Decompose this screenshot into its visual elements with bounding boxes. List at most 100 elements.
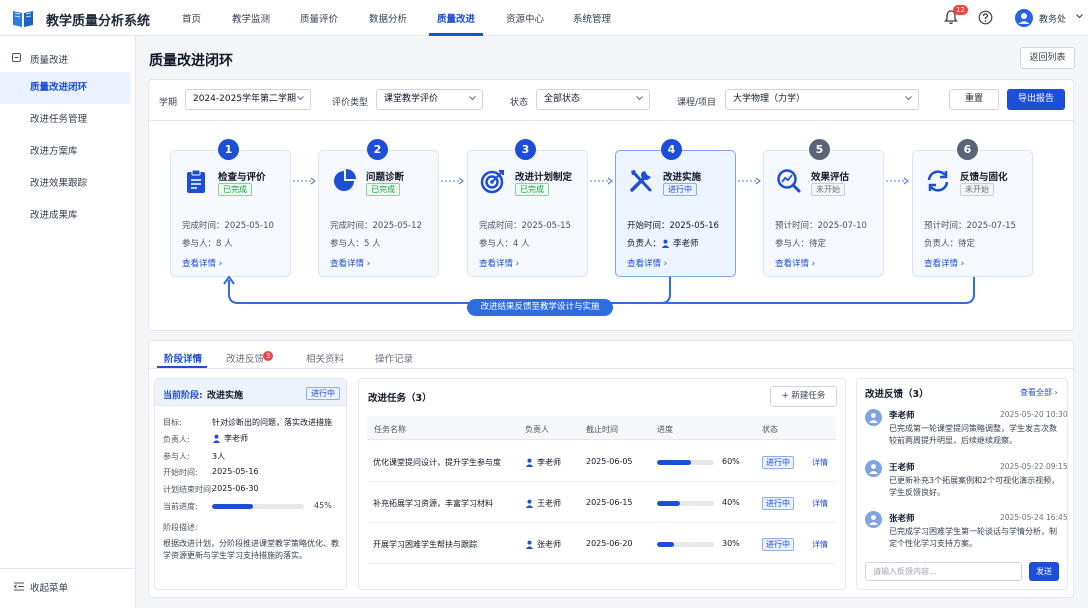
step-name: 改进实施 — [663, 172, 702, 183]
status-badge: 已完成 — [515, 183, 549, 196]
course-select[interactable]: 大学物理（力学） — [725, 89, 919, 110]
new-task-label: 新建任务 — [791, 391, 826, 401]
col-task-name: 任务名称 — [374, 425, 406, 434]
tab-stage-details[interactable]: 阶段详情 — [164, 351, 202, 365]
arrow-right-icon — [293, 177, 317, 185]
user-icon — [212, 434, 221, 443]
nav-system[interactable]: 系统管理 — [573, 11, 611, 25]
sidebar-item-loop[interactable]: 质量改进闭环 — [0, 72, 131, 104]
step-people: 参与人：8 人 — [182, 239, 233, 249]
feedback-author: 李老师 — [889, 411, 915, 421]
target-icon — [480, 168, 506, 194]
step-card-2[interactable]: 问题诊断 已完成 完成时间：2025-05-12 参与人：5 人 查看详情 › — [318, 150, 439, 277]
status-badge: 未开始 — [960, 183, 994, 196]
status-select[interactable]: 全部状态 — [536, 89, 650, 110]
user-avatar[interactable] — [1015, 9, 1033, 27]
view-all-link[interactable]: 查看全部 › — [1020, 387, 1058, 398]
col-due: 截止时间 — [586, 425, 618, 434]
view-details-label: 查看详情 — [479, 259, 514, 269]
back-to-list-button[interactable]: 返回列表 — [1020, 47, 1075, 69]
task-details-link[interactable]: 详情 — [812, 457, 828, 468]
goal-value: 针对诊断出的问题，落实改进措施 — [212, 418, 332, 427]
term-label: 学期 — [159, 98, 178, 108]
end-time-label: 计划结束时间: — [163, 485, 214, 494]
type-value: 课堂教学评价 — [384, 94, 439, 104]
task-due: 2025-06-20 — [586, 539, 633, 548]
arrow-right-icon — [590, 177, 614, 185]
view-details-link[interactable]: 查看详情 › — [479, 257, 519, 269]
task-details-link[interactable]: 详情 — [812, 498, 828, 509]
feedback-loop-label: 改进结果反馈至教学设计与实施 — [467, 299, 613, 316]
tools-icon — [628, 168, 654, 194]
nav-analysis[interactable]: 数据分析 — [369, 11, 407, 25]
chevron-down-icon[interactable] — [1076, 14, 1083, 19]
new-task-button[interactable]: + 新建任务 — [770, 386, 837, 407]
user-icon — [525, 458, 534, 467]
sidebar-item-plans[interactable]: 改进方案库 — [0, 136, 131, 168]
app-title: 教学质量分析系统 — [46, 14, 151, 29]
nav-improvement[interactable]: 质量改进 — [437, 11, 475, 25]
step-card-3[interactable]: 改进计划制定 已完成 完成时间：2025-05-15 参与人：4 人 查看详情 … — [467, 150, 588, 277]
view-details-link[interactable]: 查看详情 › — [775, 257, 815, 269]
start-time-value: 2025-05-16 — [212, 467, 259, 476]
nav-resources[interactable]: 资源中心 — [506, 11, 544, 25]
nav-home[interactable]: 首页 — [182, 11, 201, 25]
tab-materials[interactable]: 相关资料 — [306, 351, 344, 365]
progress-label: 当前进度: — [163, 502, 198, 511]
sidebar-item-results[interactable]: 改进成果库 — [0, 200, 131, 232]
sidebar-item-tasks[interactable]: 改进任务管理 — [0, 104, 131, 136]
owner-name: 李老师 — [224, 434, 248, 443]
nav-monitoring[interactable]: 教学监测 — [232, 11, 270, 25]
step-card-5[interactable]: 效果评估 未开始 预计时间：2025-07-10 参与人：待定 查看详情 › — [763, 150, 884, 277]
course-value: 大学物理（力学） — [733, 94, 806, 104]
task-progress-bar — [657, 460, 714, 465]
task-details-link[interactable]: 详情 — [812, 539, 828, 550]
export-report-button[interactable]: 导出报告 — [1007, 89, 1065, 110]
sidebar-item-tracking[interactable]: 改进效果跟踪 — [0, 168, 131, 200]
end-time-value: 2025-06-30 — [212, 484, 259, 493]
task-name: 补充拓展学习资源，丰富学习材料 — [373, 499, 493, 508]
feedback-input[interactable]: 请输入反馈内容... — [865, 562, 1022, 581]
nav-evaluation[interactable]: 质量评价 — [300, 11, 338, 25]
search-chart-icon — [776, 168, 802, 194]
step-people: 参与人：5 人 — [330, 239, 381, 249]
view-details-link[interactable]: 查看详情 › — [182, 257, 222, 269]
step-people: 参与人：待定 — [775, 239, 827, 249]
term-value: 2024-2025学年第二学期 — [193, 94, 297, 104]
step-number: 3 — [515, 139, 536, 160]
status-badge: 已完成 — [366, 183, 400, 196]
task-progress-fill — [657, 501, 680, 506]
view-details-link[interactable]: 查看详情 › — [627, 257, 667, 269]
step-owner: 负责人：待定 — [924, 239, 976, 249]
description-label: 阶段描述: — [163, 523, 198, 532]
status-badge: 未开始 — [811, 183, 845, 196]
step-card-6[interactable]: 反馈与固化 未开始 预计时间：2025-07-15 负责人：待定 查看详情 › — [912, 150, 1033, 277]
help-icon[interactable] — [978, 10, 993, 25]
user-name[interactable]: 教务处 — [1039, 12, 1066, 25]
task-progress-bar — [657, 542, 714, 547]
term-select[interactable]: 2024-2025学年第二学期 — [185, 89, 311, 110]
feedback-author: 张老师 — [889, 514, 915, 524]
user-icon — [661, 239, 670, 248]
step-card-4[interactable]: 改进实施 进行中 开始时间：2025-05-16 负责人： 李老师 查看详情 › — [615, 150, 736, 277]
status-value: 全部状态 — [544, 94, 581, 104]
reset-button[interactable]: 重置 — [949, 89, 999, 110]
col-progress: 进度 — [657, 425, 673, 434]
view-details-label: 查看详情 — [627, 259, 662, 269]
arrow-right-icon — [738, 177, 762, 185]
status-badge: 已完成 — [218, 183, 252, 196]
step-number: 2 — [367, 139, 388, 160]
tab-records[interactable]: 操作记录 — [375, 351, 413, 365]
view-details-label: 查看详情 — [182, 259, 217, 269]
view-details-link[interactable]: 查看详情 › — [924, 257, 964, 269]
tab-feedback[interactable]: 改进反馈 — [226, 351, 264, 365]
type-select[interactable]: 课堂教学评价 — [376, 89, 483, 110]
feedback-author: 王老师 — [889, 463, 915, 473]
current-stage-name: 改进实施 — [207, 391, 244, 401]
step-card-1[interactable]: 检查与评价 已完成 完成时间：2025-05-10 参与人：8 人 查看详情 › — [170, 150, 291, 277]
user-icon — [525, 499, 534, 508]
view-details-link[interactable]: 查看详情 › — [330, 257, 370, 269]
feedback-time: 2025-05-20 10:30 — [1000, 410, 1068, 419]
chevron-down-icon — [469, 96, 476, 101]
send-button[interactable]: 发送 — [1029, 562, 1059, 581]
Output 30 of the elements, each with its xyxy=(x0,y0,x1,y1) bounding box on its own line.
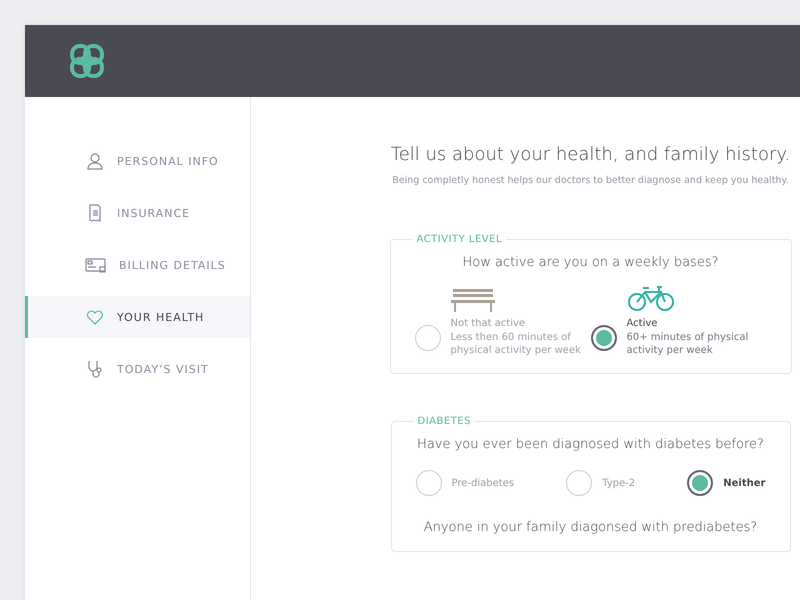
page-subtitle: Being completly honest helps our doctors to better diagnose and keep you healthy. xyxy=(392,175,789,186)
section-legend: DIABETES xyxy=(414,416,475,427)
radio-option[interactable]: Neither xyxy=(687,470,766,496)
radio-button[interactable] xyxy=(590,325,616,351)
sidebar-item[interactable]: YOUR HEALTH xyxy=(25,296,250,338)
radio-option[interactable]: Active 60+ minutes of physical activity per week xyxy=(590,284,766,357)
question-text: How active are you on a weekly bases? xyxy=(462,255,718,270)
question-text: Anyone in your family diagonsed with prediabetes? xyxy=(424,520,758,535)
sidebar-item[interactable]: PERSONAL INFO xyxy=(25,140,250,182)
logo-icon xyxy=(67,41,107,81)
radio-option[interactable]: Not that active Less then 60 minutes of physical activity per week xyxy=(414,284,590,357)
sidebar-item[interactable]: BILLING DETAILS xyxy=(25,244,250,286)
sidebar-item[interactable]: INSURANCE xyxy=(25,192,250,234)
radio-button[interactable] xyxy=(687,470,714,496)
bicycle-icon xyxy=(626,284,674,312)
section-legend: ACTIVITY LEVEL xyxy=(412,234,506,245)
person-icon xyxy=(85,151,105,171)
option-label: Type-2 xyxy=(602,478,636,488)
option-label: Pre-diabetes xyxy=(452,478,514,488)
question-text: Have you ever been diagnosed with diabetes before? xyxy=(417,437,764,452)
radio-option[interactable]: Pre-diabetes xyxy=(416,470,514,496)
option-description: Less then 60 minutes of physical activity per week xyxy=(450,331,582,357)
sidebar-item[interactable]: TODAY’S VISIT xyxy=(25,348,250,390)
option-title: Not that active xyxy=(450,318,526,329)
radio-option[interactable]: Type-2 xyxy=(566,470,636,496)
option-label: Neither xyxy=(723,478,766,488)
option-title: Active xyxy=(626,318,658,329)
option-description: 60+ minutes of physical activity per week xyxy=(626,331,750,357)
page-title: Tell us about your health, and family history. xyxy=(390,144,790,165)
bench-icon xyxy=(450,288,494,312)
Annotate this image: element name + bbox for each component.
=====
◆ EXERCISE DETAILS: Extract every line above that contains the string "description". Case counts.

◆ RESULT OF THE EXERCISE:
description-label: 阶段描述: — [163, 523, 198, 532]
option-description: Less then 60 minutes of physical activity per week xyxy=(450,331,582,357)
option-description: 60+ minutes of physical activity per week xyxy=(626,331,750,357)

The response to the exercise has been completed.